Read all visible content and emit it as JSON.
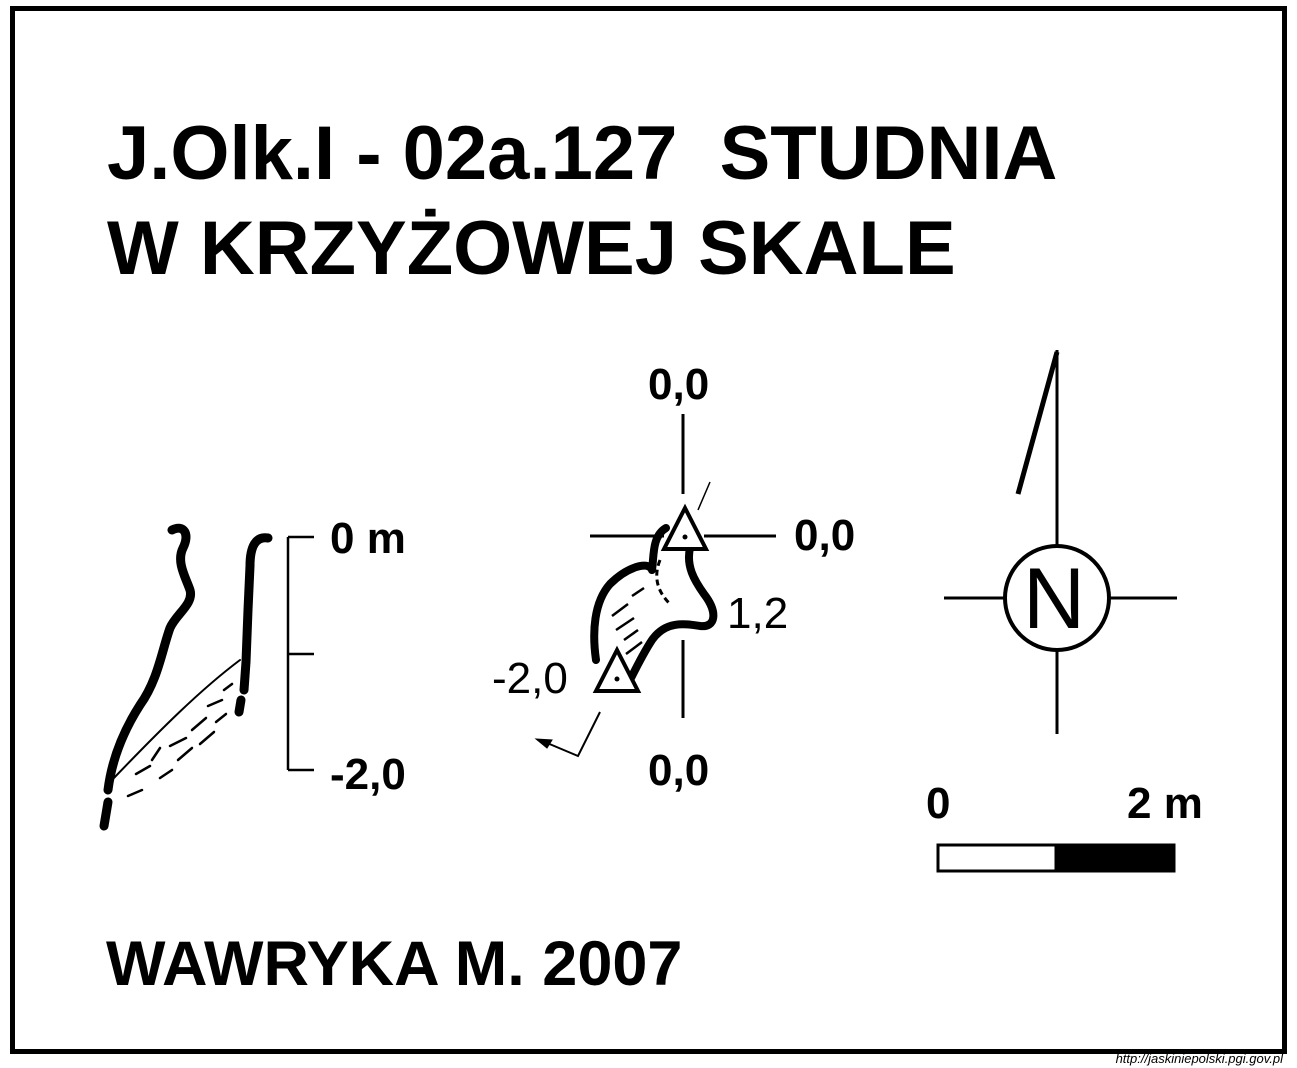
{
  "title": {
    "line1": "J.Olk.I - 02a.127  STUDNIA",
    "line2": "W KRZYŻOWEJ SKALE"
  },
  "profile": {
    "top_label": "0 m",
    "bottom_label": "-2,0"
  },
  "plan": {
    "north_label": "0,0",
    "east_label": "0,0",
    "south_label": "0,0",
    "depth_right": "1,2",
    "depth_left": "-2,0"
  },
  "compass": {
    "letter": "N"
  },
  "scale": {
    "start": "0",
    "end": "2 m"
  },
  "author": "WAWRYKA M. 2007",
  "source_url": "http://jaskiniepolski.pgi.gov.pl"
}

Task details.
Without the pictures, repeat the listing above exactly.

Task answer.
Read all visible content and emit it as JSON.
{
  "title": {
    "line1": "J.Olk.I - 02a.127  STUDNIA",
    "line2": "W KRZYŻOWEJ SKALE"
  },
  "profile": {
    "top_label": "0 m",
    "bottom_label": "-2,0"
  },
  "plan": {
    "north_label": "0,0",
    "east_label": "0,0",
    "south_label": "0,0",
    "depth_right": "1,2",
    "depth_left": "-2,0"
  },
  "compass": {
    "letter": "N"
  },
  "scale": {
    "start": "0",
    "end": "2 m"
  },
  "author": "WAWRYKA M. 2007",
  "source_url": "http://jaskiniepolski.pgi.gov.pl"
}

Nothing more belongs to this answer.